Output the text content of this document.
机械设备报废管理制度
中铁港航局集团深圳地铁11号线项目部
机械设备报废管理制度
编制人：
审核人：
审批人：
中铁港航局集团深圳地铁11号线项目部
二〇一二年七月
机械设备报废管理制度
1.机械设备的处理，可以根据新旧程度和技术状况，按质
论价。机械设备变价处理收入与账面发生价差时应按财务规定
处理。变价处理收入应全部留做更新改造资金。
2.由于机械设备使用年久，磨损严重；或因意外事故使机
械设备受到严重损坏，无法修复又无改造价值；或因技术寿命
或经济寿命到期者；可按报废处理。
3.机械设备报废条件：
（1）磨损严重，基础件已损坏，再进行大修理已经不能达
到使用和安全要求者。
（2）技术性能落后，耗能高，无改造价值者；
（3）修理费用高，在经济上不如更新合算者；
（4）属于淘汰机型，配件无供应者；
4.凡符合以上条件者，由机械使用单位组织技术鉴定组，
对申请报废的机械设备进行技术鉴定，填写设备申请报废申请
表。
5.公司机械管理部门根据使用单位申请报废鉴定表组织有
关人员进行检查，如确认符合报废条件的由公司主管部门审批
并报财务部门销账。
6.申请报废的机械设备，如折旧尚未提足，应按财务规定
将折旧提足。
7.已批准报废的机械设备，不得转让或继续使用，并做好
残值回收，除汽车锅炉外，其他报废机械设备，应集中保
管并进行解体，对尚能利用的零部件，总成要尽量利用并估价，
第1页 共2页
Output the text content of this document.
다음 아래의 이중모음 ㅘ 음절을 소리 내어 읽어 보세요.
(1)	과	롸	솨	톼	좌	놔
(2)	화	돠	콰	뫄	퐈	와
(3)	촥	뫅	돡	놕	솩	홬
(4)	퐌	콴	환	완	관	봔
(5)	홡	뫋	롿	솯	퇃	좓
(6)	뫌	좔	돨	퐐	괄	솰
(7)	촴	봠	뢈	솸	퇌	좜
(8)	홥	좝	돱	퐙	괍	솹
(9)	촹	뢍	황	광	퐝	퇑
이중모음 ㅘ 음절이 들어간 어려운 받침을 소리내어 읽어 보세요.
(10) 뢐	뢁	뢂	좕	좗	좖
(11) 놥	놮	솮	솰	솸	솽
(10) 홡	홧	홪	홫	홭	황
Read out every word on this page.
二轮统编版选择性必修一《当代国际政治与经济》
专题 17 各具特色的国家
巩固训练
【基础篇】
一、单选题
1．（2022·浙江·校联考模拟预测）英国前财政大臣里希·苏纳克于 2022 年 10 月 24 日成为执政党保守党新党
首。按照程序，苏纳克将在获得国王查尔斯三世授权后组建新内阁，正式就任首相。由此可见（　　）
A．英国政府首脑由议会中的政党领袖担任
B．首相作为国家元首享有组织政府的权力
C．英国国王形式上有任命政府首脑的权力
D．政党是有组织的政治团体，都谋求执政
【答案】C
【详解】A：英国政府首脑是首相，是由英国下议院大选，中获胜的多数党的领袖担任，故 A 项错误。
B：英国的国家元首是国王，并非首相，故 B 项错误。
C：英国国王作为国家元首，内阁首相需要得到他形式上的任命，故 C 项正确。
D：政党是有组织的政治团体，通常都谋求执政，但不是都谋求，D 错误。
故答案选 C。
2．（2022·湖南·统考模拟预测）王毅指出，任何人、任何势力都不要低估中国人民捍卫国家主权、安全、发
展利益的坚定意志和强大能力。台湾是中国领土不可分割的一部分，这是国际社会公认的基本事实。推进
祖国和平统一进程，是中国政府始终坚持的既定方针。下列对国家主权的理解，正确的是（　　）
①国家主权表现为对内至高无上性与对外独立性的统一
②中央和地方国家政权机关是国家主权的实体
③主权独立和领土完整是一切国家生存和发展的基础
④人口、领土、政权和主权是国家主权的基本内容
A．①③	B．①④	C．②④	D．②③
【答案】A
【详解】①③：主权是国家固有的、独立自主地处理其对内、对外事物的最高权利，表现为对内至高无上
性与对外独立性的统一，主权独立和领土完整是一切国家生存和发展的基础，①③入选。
☆ ☆ ☆ ☆
### TASK GOAL
Where a line of the records above holds the word "이중모음", copy that line.

### EXERCISE SOLUTION
다음 아래의 이중모음 ㅘ 음절을 소리 내어 읽어 보세요.
이중모음 ㅘ 음절이 들어간 어려운 받침을 소리내어 읽어 보세요.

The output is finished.